*GIVEN EXERCISE*. Scan the material and copy every line in which "click" appears.

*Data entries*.
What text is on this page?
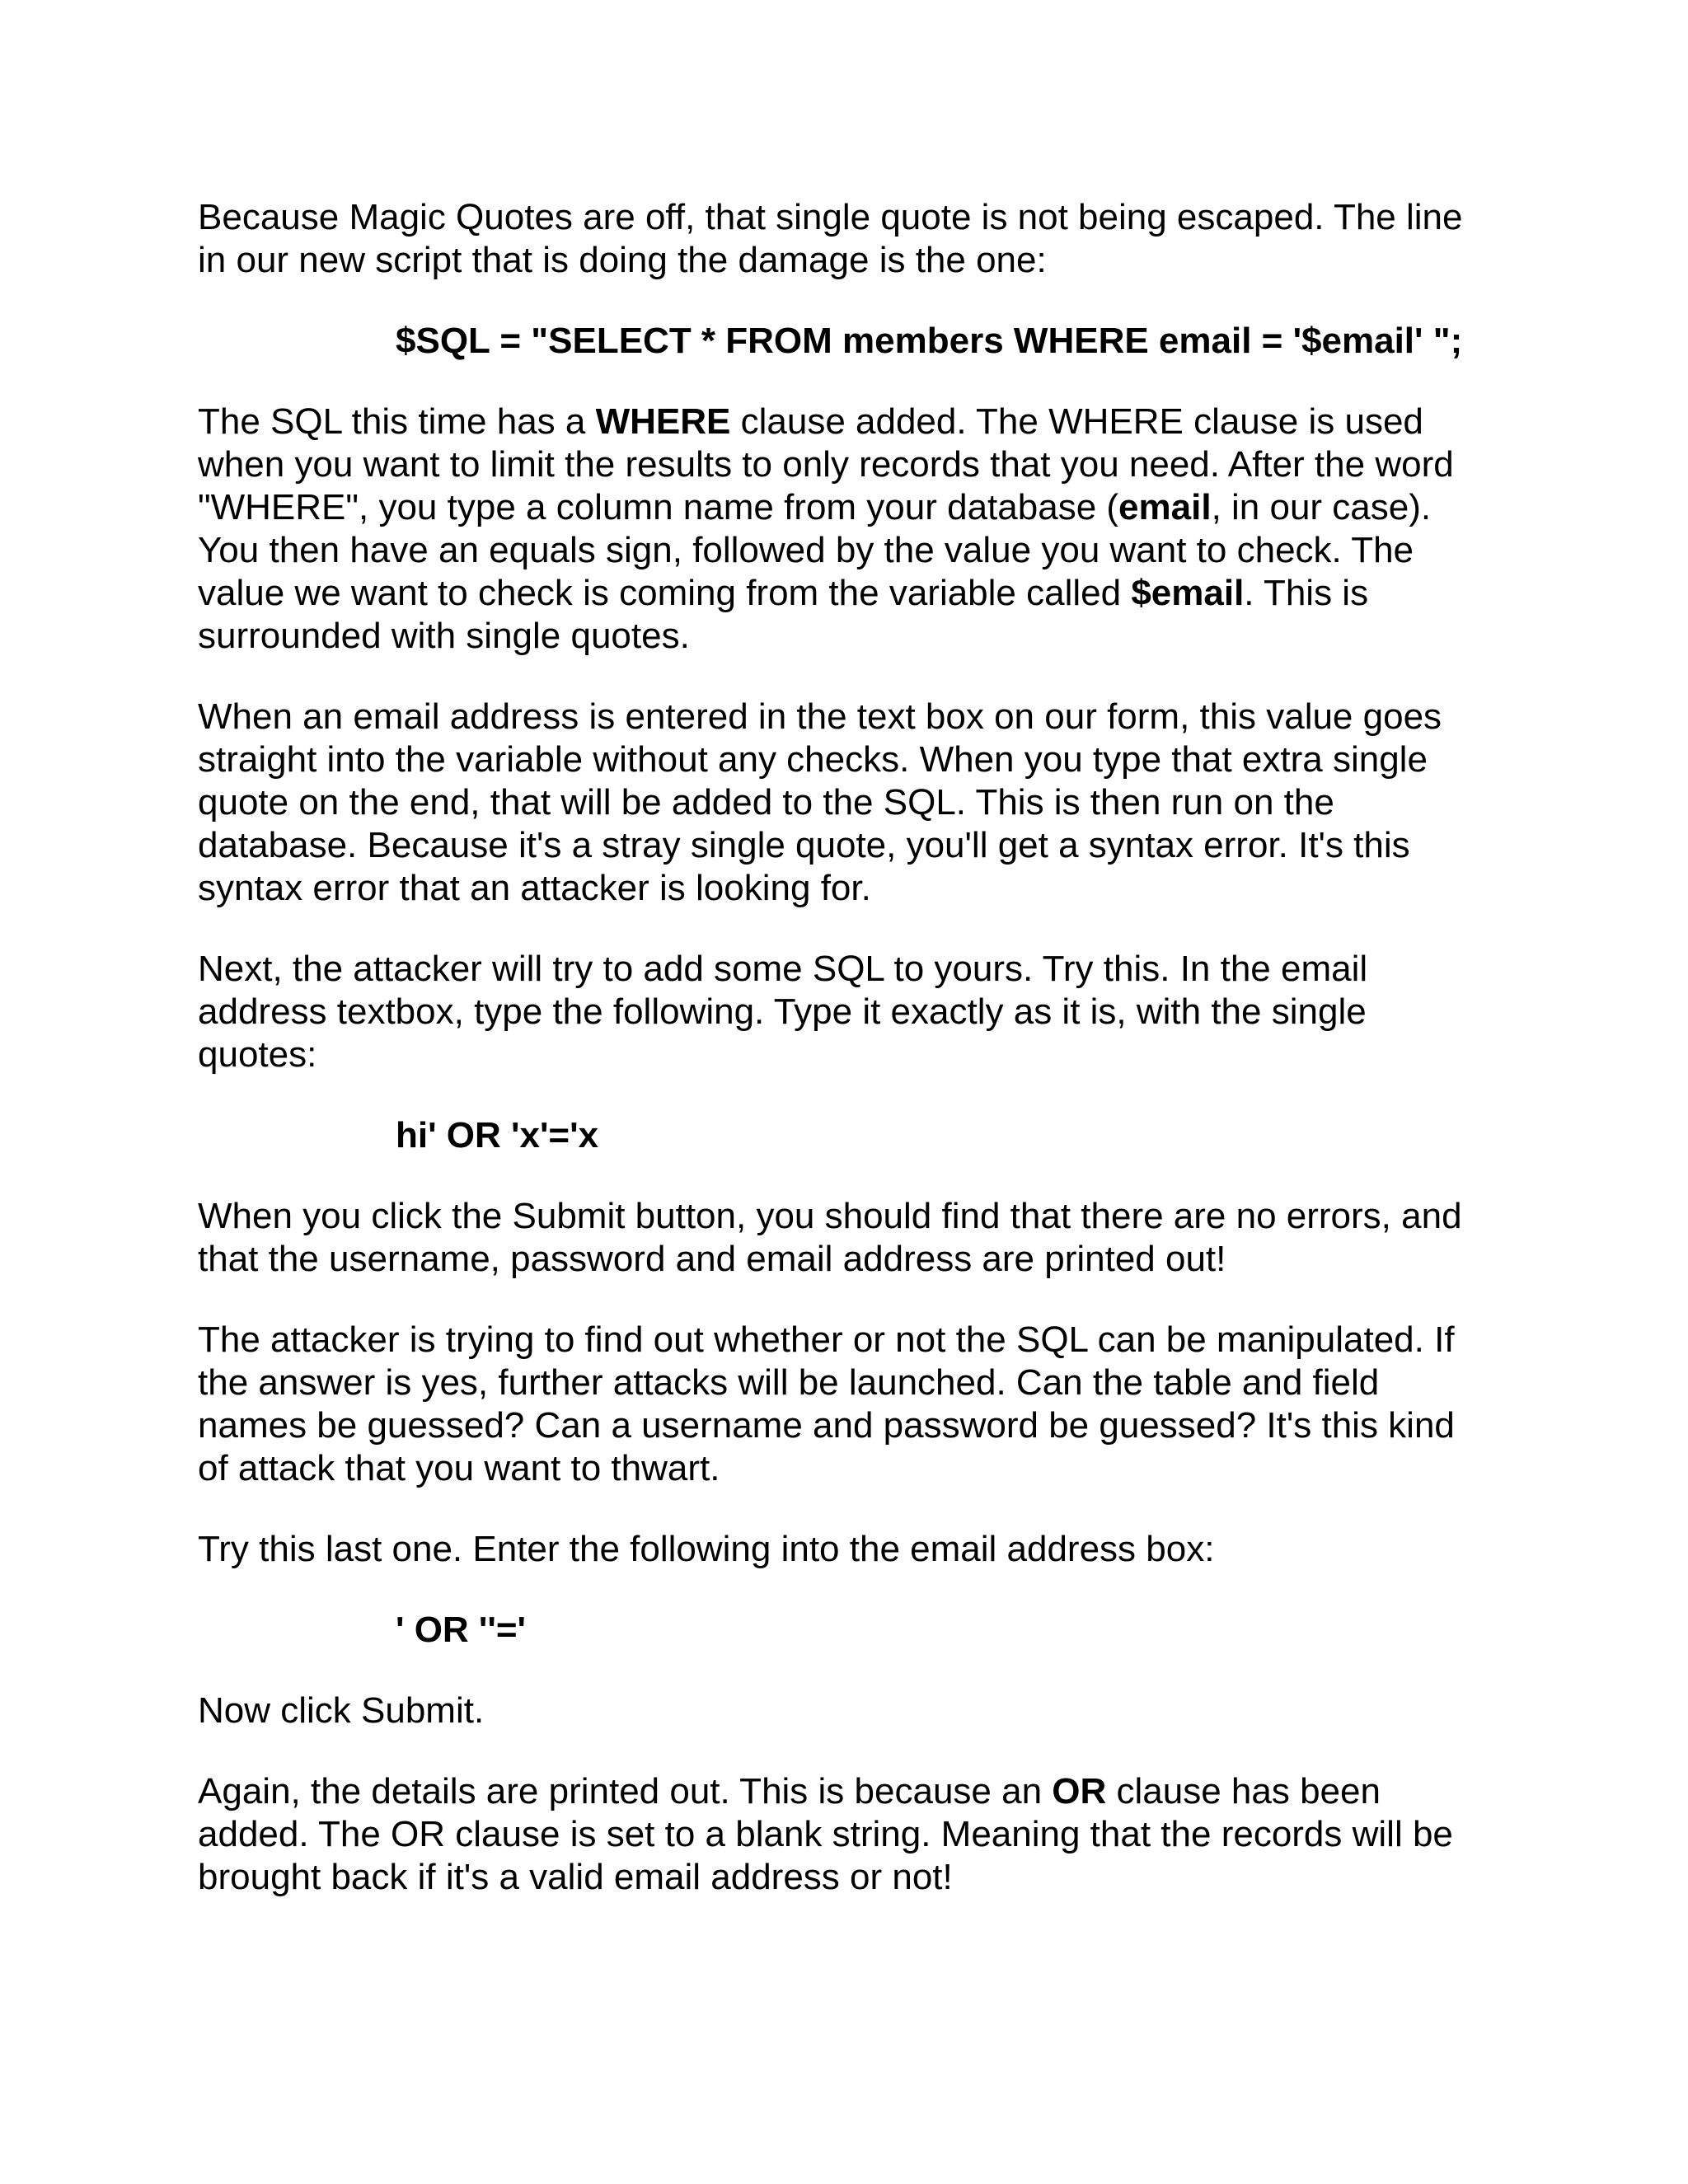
Because Magic Quotes are off, that single quote is not being escaped. The line in our new script that is doing the damage is the one:

$SQL = "SELECT * FROM members WHERE email = '$email' ";

The SQL this time has a WHERE clause added. The WHERE clause is used when you want to limit the results to only records that you need. After the word "WHERE", you type a column name from your database (email, in our case). You then have an equals sign, followed by the value you want to check. The value we want to check is coming from the variable called $email. This is surrounded with single quotes.

When an email address is entered in the text box on our form, this value goes straight into the variable without any checks. When you type that extra single quote on the end, that will be added to the SQL. This is then run on the database. Because it's a stray single quote, you'll get a syntax error. It's this syntax error that an attacker is looking for.

Next, the attacker will try to add some SQL to yours. Try this. In the email address textbox, type the following. Type it exactly as it is, with the single quotes:

hi' OR 'x'='x

When you click the Submit button, you should find that there are no errors, and that the username, password and email address are printed out!

The attacker is trying to find out whether or not the SQL can be manipulated. If the answer is yes, further attacks will be launched. Can the table and field names be guessed? Can a username and password be guessed? It's this kind of attack that you want to thwart.

Try this last one. Enter the following into the email address box:

' OR ''='

Now click Submit.

Again, the details are printed out. This is because an OR clause has been added. The OR clause is set to a blank string. Meaning that the records will be brought back if it's a valid email address or not!
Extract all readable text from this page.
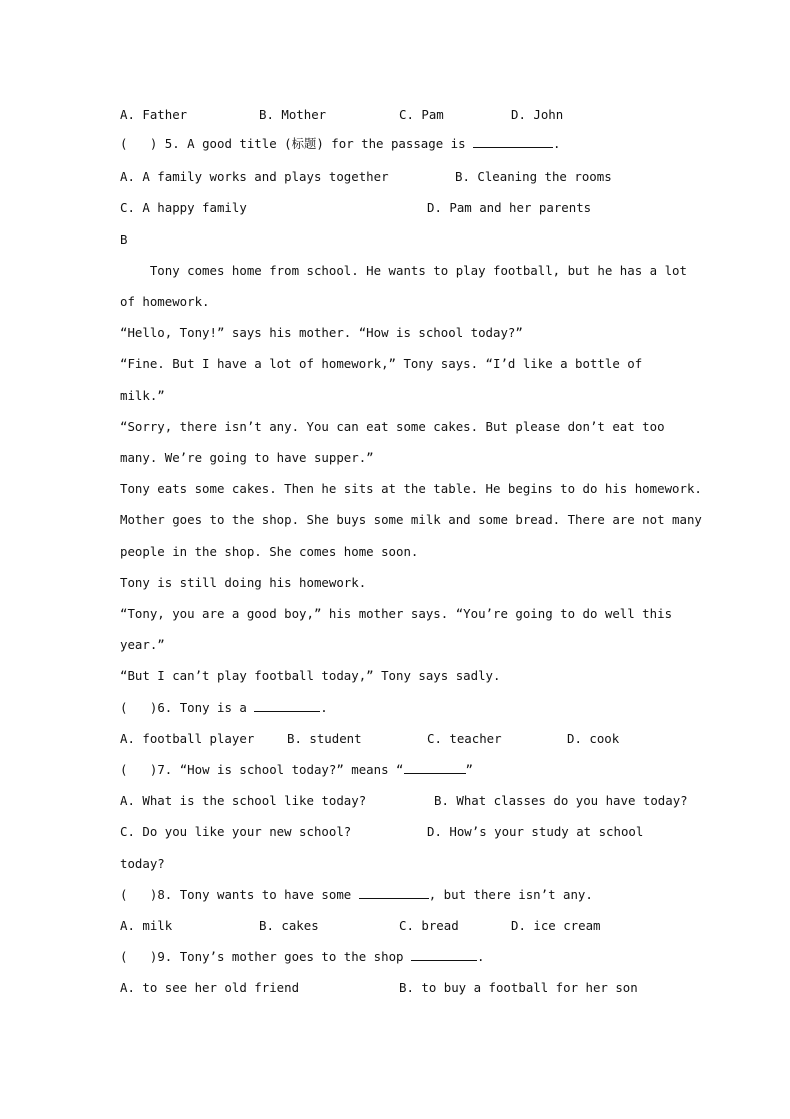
A. Father	B. Mother	C. Pam	D. John
(   ) 5. A good title (标题) for the passage is	.
A. A family works and plays together	B. Cleaning the rooms
C. A happy family	D. Pam and her parents
B
Tony comes home from school. He wants to play football, but he has a lot
of homework.
“Hello, Tony!” says his mother. “How is school today?”
“Fine. But I have a lot of homework,” Tony says. “I’d like a bottle of
milk.”
“Sorry, there isn’t any. You can eat some cakes. But please don’t eat too
many. We’re going to have supper.”
Tony eats some cakes. Then he sits at the table. He begins to do his homework.
Mother goes to the shop. She buys some milk and some bread. There are not many
people in the shop. She comes home soon.
Tony is still doing his homework.
“Tony, you are a good boy,” his mother says. “You’re going to do well this
year.”
“But I can’t play football today,” Tony says sadly.
(   )6. Tony is a	.
A. football player	B. student	C. teacher	D. cook
(   )7. “How is school today?” means “	”
A. What is the school like today?	B. What classes do you have today?
C. Do you like your new school?	D. How’s your study at school
today?
(   )8. Tony wants to have some	, but there isn’t any.
A. milk	B. cakes	C. bread	D. ice cream
(   )9. Tony’s mother goes to the shop	.
A. to see her old friend	B. to buy a football for her son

*TASK ANSWER*.
When you click the Submit button, you should find that there are no errors, and that the username, password and email address are printed out!
Now click Submit.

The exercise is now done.